== Entries taken from a collection ==

[BEGIN]

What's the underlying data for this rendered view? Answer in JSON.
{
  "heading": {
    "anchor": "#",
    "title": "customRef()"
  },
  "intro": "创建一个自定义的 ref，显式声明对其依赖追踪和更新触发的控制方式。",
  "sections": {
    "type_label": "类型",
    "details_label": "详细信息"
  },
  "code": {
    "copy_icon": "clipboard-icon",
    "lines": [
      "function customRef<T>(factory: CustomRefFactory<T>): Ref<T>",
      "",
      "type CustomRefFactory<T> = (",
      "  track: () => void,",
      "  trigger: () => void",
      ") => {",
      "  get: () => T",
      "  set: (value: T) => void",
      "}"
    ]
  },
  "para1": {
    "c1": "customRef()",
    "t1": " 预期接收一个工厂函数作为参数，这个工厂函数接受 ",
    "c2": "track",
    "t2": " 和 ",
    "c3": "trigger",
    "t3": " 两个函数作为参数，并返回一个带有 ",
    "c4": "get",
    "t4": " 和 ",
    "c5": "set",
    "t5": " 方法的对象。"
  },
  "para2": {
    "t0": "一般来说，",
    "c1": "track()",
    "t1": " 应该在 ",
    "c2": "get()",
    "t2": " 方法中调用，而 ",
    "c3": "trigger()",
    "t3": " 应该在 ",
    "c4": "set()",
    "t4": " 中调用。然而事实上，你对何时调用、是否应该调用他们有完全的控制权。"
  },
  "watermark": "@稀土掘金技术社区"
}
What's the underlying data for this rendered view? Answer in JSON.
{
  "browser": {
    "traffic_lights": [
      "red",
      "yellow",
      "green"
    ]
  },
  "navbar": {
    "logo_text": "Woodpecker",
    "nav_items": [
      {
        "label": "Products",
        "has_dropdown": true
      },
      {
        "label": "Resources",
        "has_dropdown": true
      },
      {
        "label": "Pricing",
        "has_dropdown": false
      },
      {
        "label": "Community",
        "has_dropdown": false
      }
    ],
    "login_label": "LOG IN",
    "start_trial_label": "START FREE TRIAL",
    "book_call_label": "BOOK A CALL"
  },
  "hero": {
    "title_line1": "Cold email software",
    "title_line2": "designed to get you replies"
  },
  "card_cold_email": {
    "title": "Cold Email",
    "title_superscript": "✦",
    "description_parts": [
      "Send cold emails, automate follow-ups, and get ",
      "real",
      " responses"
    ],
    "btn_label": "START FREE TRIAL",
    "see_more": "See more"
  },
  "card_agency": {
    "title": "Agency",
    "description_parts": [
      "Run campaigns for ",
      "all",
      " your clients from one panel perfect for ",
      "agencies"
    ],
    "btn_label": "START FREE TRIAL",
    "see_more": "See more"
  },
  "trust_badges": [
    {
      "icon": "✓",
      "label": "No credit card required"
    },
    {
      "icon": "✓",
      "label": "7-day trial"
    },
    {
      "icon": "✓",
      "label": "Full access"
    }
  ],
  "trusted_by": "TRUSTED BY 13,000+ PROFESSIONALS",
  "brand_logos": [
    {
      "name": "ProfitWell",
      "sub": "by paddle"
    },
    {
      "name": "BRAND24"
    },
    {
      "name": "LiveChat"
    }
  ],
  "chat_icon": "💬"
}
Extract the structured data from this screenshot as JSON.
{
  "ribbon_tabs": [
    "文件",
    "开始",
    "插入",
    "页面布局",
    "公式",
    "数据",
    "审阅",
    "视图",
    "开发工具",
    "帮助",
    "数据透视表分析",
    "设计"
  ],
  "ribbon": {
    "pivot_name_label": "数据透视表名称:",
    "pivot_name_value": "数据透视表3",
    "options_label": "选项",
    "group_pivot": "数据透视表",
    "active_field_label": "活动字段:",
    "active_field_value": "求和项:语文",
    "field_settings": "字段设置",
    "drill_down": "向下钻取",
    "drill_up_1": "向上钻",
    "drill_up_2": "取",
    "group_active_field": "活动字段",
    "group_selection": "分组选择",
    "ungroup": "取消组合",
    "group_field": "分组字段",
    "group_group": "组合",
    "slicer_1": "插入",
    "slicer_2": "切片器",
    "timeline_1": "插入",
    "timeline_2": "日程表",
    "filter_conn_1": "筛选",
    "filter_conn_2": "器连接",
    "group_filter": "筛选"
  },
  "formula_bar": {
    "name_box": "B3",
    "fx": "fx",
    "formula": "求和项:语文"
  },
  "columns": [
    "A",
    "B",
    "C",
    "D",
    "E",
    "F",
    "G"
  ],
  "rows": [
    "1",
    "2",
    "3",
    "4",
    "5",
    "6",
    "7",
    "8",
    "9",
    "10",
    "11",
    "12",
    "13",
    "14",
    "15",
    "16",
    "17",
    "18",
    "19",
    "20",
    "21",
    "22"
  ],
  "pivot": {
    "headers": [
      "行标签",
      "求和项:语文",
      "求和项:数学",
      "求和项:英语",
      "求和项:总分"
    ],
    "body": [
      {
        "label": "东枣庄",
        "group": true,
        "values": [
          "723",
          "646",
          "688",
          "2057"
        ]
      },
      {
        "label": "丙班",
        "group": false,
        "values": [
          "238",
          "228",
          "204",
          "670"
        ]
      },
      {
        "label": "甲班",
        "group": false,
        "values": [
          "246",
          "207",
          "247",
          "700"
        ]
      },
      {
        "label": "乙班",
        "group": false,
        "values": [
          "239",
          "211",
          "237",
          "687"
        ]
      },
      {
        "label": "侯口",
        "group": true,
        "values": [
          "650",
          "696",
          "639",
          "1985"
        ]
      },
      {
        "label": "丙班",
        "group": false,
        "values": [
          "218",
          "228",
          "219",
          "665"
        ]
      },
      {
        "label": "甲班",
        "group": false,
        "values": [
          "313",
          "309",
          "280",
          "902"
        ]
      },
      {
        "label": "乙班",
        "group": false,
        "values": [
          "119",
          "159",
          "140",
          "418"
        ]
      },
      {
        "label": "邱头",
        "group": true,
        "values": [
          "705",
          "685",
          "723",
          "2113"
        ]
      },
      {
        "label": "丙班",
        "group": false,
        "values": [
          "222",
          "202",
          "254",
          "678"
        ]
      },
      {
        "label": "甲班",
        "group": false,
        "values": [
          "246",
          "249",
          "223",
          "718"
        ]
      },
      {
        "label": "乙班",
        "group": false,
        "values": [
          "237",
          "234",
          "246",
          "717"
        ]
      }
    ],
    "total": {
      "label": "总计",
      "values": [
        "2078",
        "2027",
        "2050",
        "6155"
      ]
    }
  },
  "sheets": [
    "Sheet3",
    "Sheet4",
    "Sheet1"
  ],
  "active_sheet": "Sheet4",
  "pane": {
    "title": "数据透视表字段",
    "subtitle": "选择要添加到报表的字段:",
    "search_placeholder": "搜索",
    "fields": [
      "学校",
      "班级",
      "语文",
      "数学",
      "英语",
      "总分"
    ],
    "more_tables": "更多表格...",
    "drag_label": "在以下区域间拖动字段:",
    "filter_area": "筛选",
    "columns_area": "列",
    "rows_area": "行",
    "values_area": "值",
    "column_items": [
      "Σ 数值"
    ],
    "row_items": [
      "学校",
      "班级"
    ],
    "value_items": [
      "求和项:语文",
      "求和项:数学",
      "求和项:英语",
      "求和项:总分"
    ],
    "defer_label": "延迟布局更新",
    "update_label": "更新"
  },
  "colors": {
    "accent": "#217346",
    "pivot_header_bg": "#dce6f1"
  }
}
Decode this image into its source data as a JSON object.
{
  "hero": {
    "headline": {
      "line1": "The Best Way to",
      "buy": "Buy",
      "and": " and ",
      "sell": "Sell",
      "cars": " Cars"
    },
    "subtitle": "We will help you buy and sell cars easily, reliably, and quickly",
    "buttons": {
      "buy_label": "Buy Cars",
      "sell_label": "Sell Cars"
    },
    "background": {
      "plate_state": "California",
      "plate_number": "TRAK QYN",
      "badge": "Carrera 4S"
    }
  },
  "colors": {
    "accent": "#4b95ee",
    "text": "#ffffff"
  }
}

[END]

== Brief ==
Copy out the material above in its entirety. Every detail must match.

== Result for this task ==
What's the underlying data for this rendered view? Answer in JSON.
{
  "heading": {
    "anchor": "#",
    "title": "customRef()"
  },
  "intro": "创建一个自定义的 ref，显式声明对其依赖追踪和更新触发的控制方式。",
  "sections": {
    "type_label": "类型",
    "details_label": "详细信息"
  },
  "code": {
    "copy_icon": "clipboard-icon",
    "lines": [
      "function customRef<T>(factory: CustomRefFactory<T>): Ref<T>",
      "",
      "type CustomRefFactory<T> = (",
      "  track: () => void,",
      "  trigger: () => void",
      ") => {",
      "  get: () => T",
      "  set: (value: T) => void",
      "}"
    ]
  },
  "para1": {
    "c1": "customRef()",
    "t1": " 预期接收一个工厂函数作为参数，这个工厂函数接受 ",
    "c2": "track",
    "t2": " 和 ",
    "c3": "trigger",
    "t3": " 两个函数作为参数，并返回一个带有 ",
    "c4": "get",
    "t4": " 和 ",
    "c5": "set",
    "t5": " 方法的对象。"
  },
  "para2": {
    "t0": "一般来说，",
    "c1": "track()",
    "t1": " 应该在 ",
    "c2": "get()",
    "t2": " 方法中调用，而 ",
    "c3": "trigger()",
    "t3": " 应该在 ",
    "c4": "set()",
    "t4": " 中调用。然而事实上，你对何时调用、是否应该调用他们有完全的控制权。"
  },
  "watermark": "@稀土掘金技术社区"
}
What's the underlying data for this rendered view? Answer in JSON.
{
  "browser": {
    "traffic_lights": [
      "red",
      "yellow",
      "green"
    ]
  },
  "navbar": {
    "logo_text": "Woodpecker",
    "nav_items": [
      {
        "label": "Products",
        "has_dropdown": true
      },
      {
        "label": "Resources",
        "has_dropdown": true
      },
      {
        "label": "Pricing",
        "has_dropdown": false
      },
      {
        "label": "Community",
        "has_dropdown": false
      }
    ],
    "login_label": "LOG IN",
    "start_trial_label": "START FREE TRIAL",
    "book_call_label": "BOOK A CALL"
  },
  "hero": {
    "title_line1": "Cold email software",
    "title_line2": "designed to get you replies"
  },
  "card_cold_email": {
    "title": "Cold Email",
    "title_superscript": "✦",
    "description_parts": [
      "Send cold emails, automate follow-ups, and get ",
      "real",
      " responses"
    ],
    "btn_label": "START FREE TRIAL",
    "see_more": "See more"
  },
  "card_agency": {
    "title": "Agency",
    "description_parts": [
      "Run campaigns for ",
      "all",
      " your clients from one panel perfect for ",
      "agencies"
    ],
    "btn_label": "START FREE TRIAL",
    "see_more": "See more"
  },
  "trust_badges": [
    {
      "icon": "✓",
      "label": "No credit card required"
    },
    {
      "icon": "✓",
      "label": "7-day trial"
    },
    {
      "icon": "✓",
      "label": "Full access"
    }
  ],
  "trusted_by": "TRUSTED BY 13,000+ PROFESSIONALS",
  "brand_logos": [
    {
      "name": "ProfitWell",
      "sub": "by paddle"
    },
    {
      "name": "BRAND24"
    },
    {
      "name": "LiveChat"
    }
  ],
  "chat_icon": "💬"
}
Extract the structured data from this screenshot as JSON.
{
  "ribbon_tabs": [
    "文件",
    "开始",
    "插入",
    "页面布局",
    "公式",
    "数据",
    "审阅",
    "视图",
    "开发工具",
    "帮助",
    "数据透视表分析",
    "设计"
  ],
  "ribbon": {
    "pivot_name_label": "数据透视表名称:",
    "pivot_name_value": "数据透视表3",
    "options_label": "选项",
    "group_pivot": "数据透视表",
    "active_field_label": "活动字段:",
    "active_field_value": "求和项:语文",
    "field_settings": "字段设置",
    "drill_down": "向下钻取",
    "drill_up_1": "向上钻",
    "drill_up_2": "取",
    "group_active_field": "活动字段",
    "group_selection": "分组选择",
    "ungroup": "取消组合",
    "group_field": "分组字段",
    "group_group": "组合",
    "slicer_1": "插入",
    "slicer_2": "切片器",
    "timeline_1": "插入",
    "timeline_2": "日程表",
    "filter_conn_1": "筛选",
    "filter_conn_2": "器连接",
    "group_filter": "筛选"
  },
  "formula_bar": {
    "name_box": "B3",
    "fx": "fx",
    "formula": "求和项:语文"
  },
  "columns": [
    "A",
    "B",
    "C",
    "D",
    "E",
    "F",
    "G"
  ],
  "rows": [
    "1",
    "2",
    "3",
    "4",
    "5",
    "6",
    "7",
    "8",
    "9",
    "10",
    "11",
    "12",
    "13",
    "14",
    "15",
    "16",
    "17",
    "18",
    "19",
    "20",
    "21",
    "22"
  ],
  "pivot": {
    "headers": [
      "行标签",
      "求和项:语文",
      "求和项:数学",
      "求和项:英语",
      "求和项:总分"
    ],
    "body": [
      {
        "label": "东枣庄",
        "group": true,
        "values": [
          "723",
          "646",
          "688",
          "2057"
        ]
      },
      {
        "label": "丙班",
        "group": false,
        "values": [
          "238",
          "228",
          "204",
          "670"
        ]
      },
      {
        "label": "甲班",
        "group": false,
        "values": [
          "246",
          "207",
          "247",
          "700"
        ]
      },
      {
        "label": "乙班",
        "group": false,
        "values": [
          "239",
          "211",
          "237",
          "687"
        ]
      },
      {
        "label": "侯口",
        "group": true,
        "values": [
          "650",
          "696",
          "639",
          "1985"
        ]
      },
      {
        "label": "丙班",
        "group": false,
        "values": [
          "218",
          "228",
          "219",
          "665"
        ]
      },
      {
        "label": "甲班",
        "group": false,
        "values": [
          "313",
          "309",
          "280",
          "902"
        ]
      },
      {
        "label": "乙班",
        "group": false,
        "values": [
          "119",
          "159",
          "140",
          "418"
        ]
      },
      {
        "label": "邱头",
        "group": true,
        "values": [
          "705",
          "685",
          "723",
          "2113"
        ]
      },
      {
        "label": "丙班",
        "group": false,
        "values": [
          "222",
          "202",
          "254",
          "678"
        ]
      },
      {
        "label": "甲班",
        "group": false,
        "values": [
          "246",
          "249",
          "223",
          "718"
        ]
      },
      {
        "label": "乙班",
        "group": false,
        "values": [
          "237",
          "234",
          "246",
          "717"
        ]
      }
    ],
    "total": {
      "label": "总计",
      "values": [
        "2078",
        "2027",
        "2050",
        "6155"
      ]
    }
  },
  "sheets": [
    "Sheet3",
    "Sheet4",
    "Sheet1"
  ],
  "active_sheet": "Sheet4",
  "pane": {
    "title": "数据透视表字段",
    "subtitle": "选择要添加到报表的字段:",
    "search_placeholder": "搜索",
    "fields": [
      "学校",
      "班级",
      "语文",
      "数学",
      "英语",
      "总分"
    ],
    "more_tables": "更多表格...",
    "drag_label": "在以下区域间拖动字段:",
    "filter_area": "筛选",
    "columns_area": "列",
    "rows_area": "行",
    "values_area": "值",
    "column_items": [
      "Σ 数值"
    ],
    "row_items": [
      "学校",
      "班级"
    ],
    "value_items": [
      "求和项:语文",
      "求和项:数学",
      "求和项:英语",
      "求和项:总分"
    ],
    "defer_label": "延迟布局更新",
    "update_label": "更新"
  },
  "colors": {
    "accent": "#217346",
    "pivot_header_bg": "#dce6f1"
  }
}
Decode this image into its source data as a JSON object.
{
  "hero": {
    "headline": {
      "line1": "The Best Way to",
      "buy": "Buy",
      "and": " and ",
      "sell": "Sell",
      "cars": " Cars"
    },
    "subtitle": "We will help you buy and sell cars easily, reliably, and quickly",
    "buttons": {
      "buy_label": "Buy Cars",
      "sell_label": "Sell Cars"
    },
    "background": {
      "plate_state": "California",
      "plate_number": "TRAK QYN",
      "badge": "Carrera 4S"
    }
  },
  "colors": {
    "accent": "#4b95ee",
    "text": "#ffffff"
  }
}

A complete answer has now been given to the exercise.